Repeat the material below exactly, with no pictures.

[start Provided information]

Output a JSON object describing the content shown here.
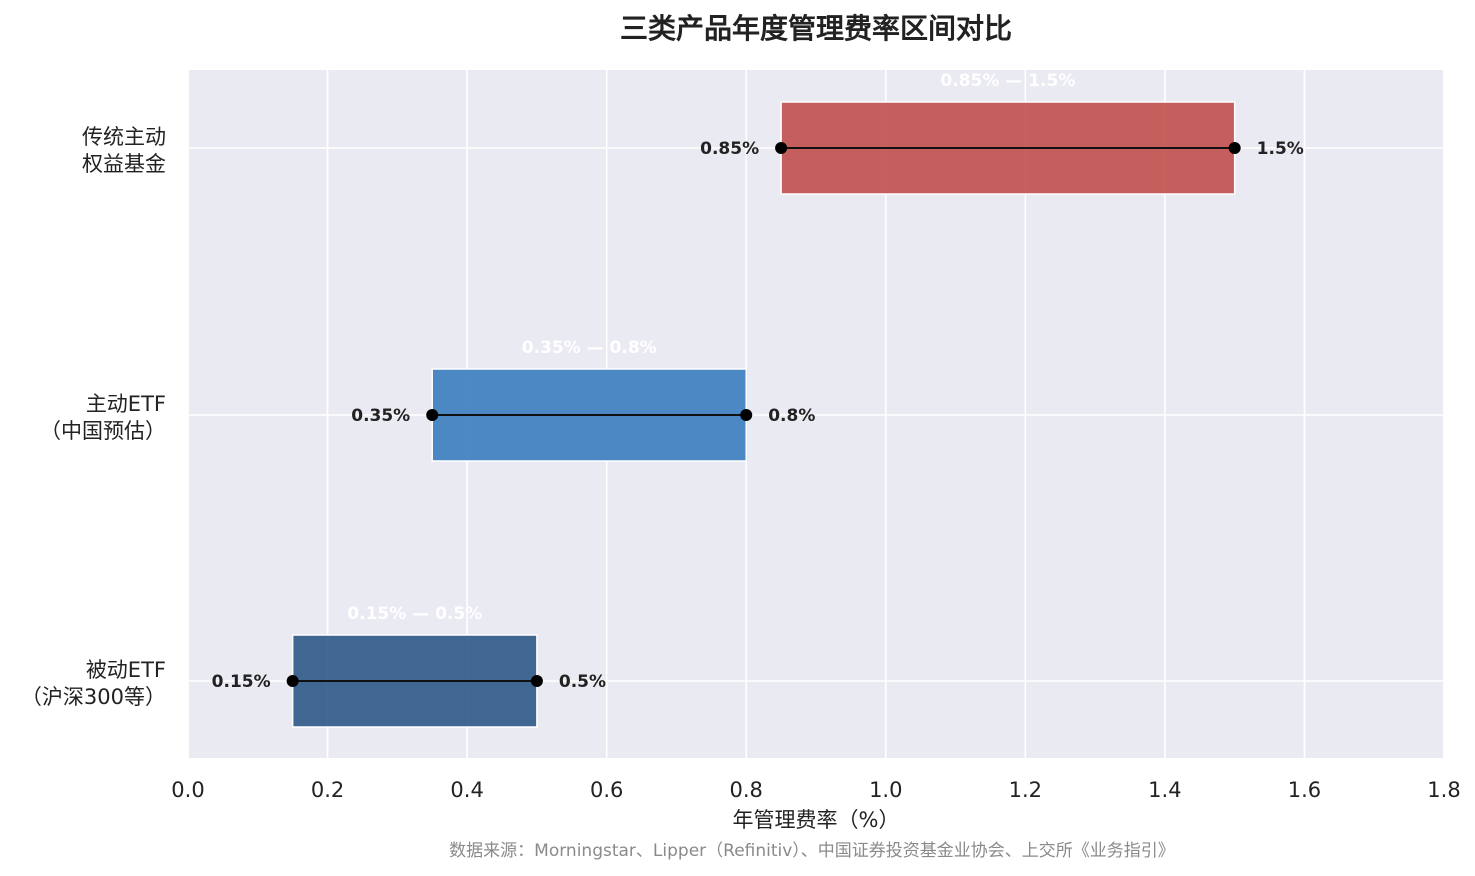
{
  "chart_data": {
    "type": "bar",
    "orientation": "horizontal-range",
    "title": "三类产品年度管理费率区间对比",
    "xlabel": "年管理费率（%）",
    "ylabel": "",
    "xlim": [
      0.0,
      1.8
    ],
    "xticks": [
      "0.0",
      "0.2",
      "0.4",
      "0.6",
      "0.8",
      "1.0",
      "1.2",
      "1.4",
      "1.6",
      "1.8"
    ],
    "grid": true,
    "categories": [
      {
        "label_line1": "传统主动",
        "label_line2": "权益基金",
        "low": 0.85,
        "high": 1.5,
        "low_label": "0.85%",
        "high_label": "1.5%",
        "range_label": "0.85% — 1.5%",
        "color": "#c0504d"
      },
      {
        "label_line1": "主动ETF",
        "label_line2": "（中国预估）",
        "low": 0.35,
        "high": 0.8,
        "low_label": "0.35%",
        "high_label": "0.8%",
        "range_label": "0.35% — 0.8%",
        "color": "#3a7dbf"
      },
      {
        "label_line1": "被动ETF",
        "label_line2": "（沪深300等）",
        "low": 0.15,
        "high": 0.5,
        "low_label": "0.15%",
        "high_label": "0.5%",
        "range_label": "0.15% — 0.5%",
        "color": "#2d5986"
      }
    ],
    "source": "数据来源：Morningstar、Lipper（Refinitiv）、中国证券投资基金业协会、上交所《业务指引》"
  },
  "colors": {
    "plot_background": "#eaeaf2",
    "grid": "#ffffff"
  }
}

[end Provided information]

• **Complete response**
Output a JSON object describing the content shown here.
{
  "chart_data": {
    "type": "bar",
    "orientation": "horizontal-range",
    "title": "三类产品年度管理费率区间对比",
    "xlabel": "年管理费率（%）",
    "ylabel": "",
    "xlim": [
      0.0,
      1.8
    ],
    "xticks": [
      "0.0",
      "0.2",
      "0.4",
      "0.6",
      "0.8",
      "1.0",
      "1.2",
      "1.4",
      "1.6",
      "1.8"
    ],
    "grid": true,
    "categories": [
      {
        "label_line1": "传统主动",
        "label_line2": "权益基金",
        "low": 0.85,
        "high": 1.5,
        "low_label": "0.85%",
        "high_label": "1.5%",
        "range_label": "0.85% — 1.5%",
        "color": "#c0504d"
      },
      {
        "label_line1": "主动ETF",
        "label_line2": "（中国预估）",
        "low": 0.35,
        "high": 0.8,
        "low_label": "0.35%",
        "high_label": "0.8%",
        "range_label": "0.35% — 0.8%",
        "color": "#3a7dbf"
      },
      {
        "label_line1": "被动ETF",
        "label_line2": "（沪深300等）",
        "low": 0.15,
        "high": 0.5,
        "low_label": "0.15%",
        "high_label": "0.5%",
        "range_label": "0.15% — 0.5%",
        "color": "#2d5986"
      }
    ],
    "source": "数据来源：Morningstar、Lipper（Refinitiv）、中国证券投资基金业协会、上交所《业务指引》"
  },
  "colors": {
    "plot_background": "#eaeaf2",
    "grid": "#ffffff"
  }
}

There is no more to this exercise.